I have n amount of apples and n amount of bananas which will be paired up in n lunchboxes. Each lunchbox will contain one apple and one banana to feed my n children.

However, the apples and banans has different sizes, making them have different values. I don't want my lunchboxes to have different values so that someone gets more to eat than the other. To solve this, I want to pair upp the apples and bananas in a way that the difference between the most valuable lunchbox, and the least valuable lunchbox is as small as possible.

The total value of a lunchbox is the value of the apple plus the value of the banana.

I want to design an algorithm (pseudocode preferrably pyhton) that finds the smallest possible difference between the most and the least valuable lunchbox, assuming the apples and bananas are paired up optimally.

The input to the algorithm is the values: a₁.....a_n for the n apples and b₁......b_n for the n bananas.

The algorithm only has to find the value, and not report which apple to combine with which banana.

The time complexity must run faster or equal to O(n^1.8), with a unit cost analysis, assuming adding or comparing two values takes O(1) time.

example: if n=4 apples a=(9,14,15,10) bananas=(19,22,19,21) output would be 1

Please name what algorithms are being used and the method, (dynamic programming, knapsack, greedy approach, divide and conquer etc) Please argue for the correctness of the algorithm and give an analysis of the time complexity

Thank you

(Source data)

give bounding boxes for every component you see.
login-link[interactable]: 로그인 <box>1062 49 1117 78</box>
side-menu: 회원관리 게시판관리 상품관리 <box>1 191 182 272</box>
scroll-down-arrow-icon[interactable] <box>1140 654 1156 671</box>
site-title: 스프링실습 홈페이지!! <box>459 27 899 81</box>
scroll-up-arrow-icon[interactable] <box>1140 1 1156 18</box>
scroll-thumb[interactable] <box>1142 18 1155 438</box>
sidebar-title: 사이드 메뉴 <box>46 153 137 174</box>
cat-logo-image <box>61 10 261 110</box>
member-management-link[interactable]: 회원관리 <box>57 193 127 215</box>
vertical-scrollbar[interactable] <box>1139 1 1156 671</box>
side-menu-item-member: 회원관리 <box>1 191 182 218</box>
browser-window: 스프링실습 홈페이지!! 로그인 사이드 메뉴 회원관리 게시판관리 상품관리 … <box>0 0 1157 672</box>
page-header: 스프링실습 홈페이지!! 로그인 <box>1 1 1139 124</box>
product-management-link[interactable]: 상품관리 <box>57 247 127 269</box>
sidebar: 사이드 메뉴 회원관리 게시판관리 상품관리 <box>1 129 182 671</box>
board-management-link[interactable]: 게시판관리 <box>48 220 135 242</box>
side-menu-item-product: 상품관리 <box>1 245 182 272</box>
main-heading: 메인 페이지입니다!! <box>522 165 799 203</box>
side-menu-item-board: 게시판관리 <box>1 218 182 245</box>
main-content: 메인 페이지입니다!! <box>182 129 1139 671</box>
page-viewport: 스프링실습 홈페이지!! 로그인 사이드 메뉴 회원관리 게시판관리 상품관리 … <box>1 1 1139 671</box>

Your task
Answer from the lunchbox pairing post:
1. How is the total value of a lunchbox defined?
2. What time complexity must the algorithm run faster than or equal to?
3. What output is given for the example with n=4?

Written solution
1. The value of the apple plus the value of the banana.
2. O(n^1.8).
3. 1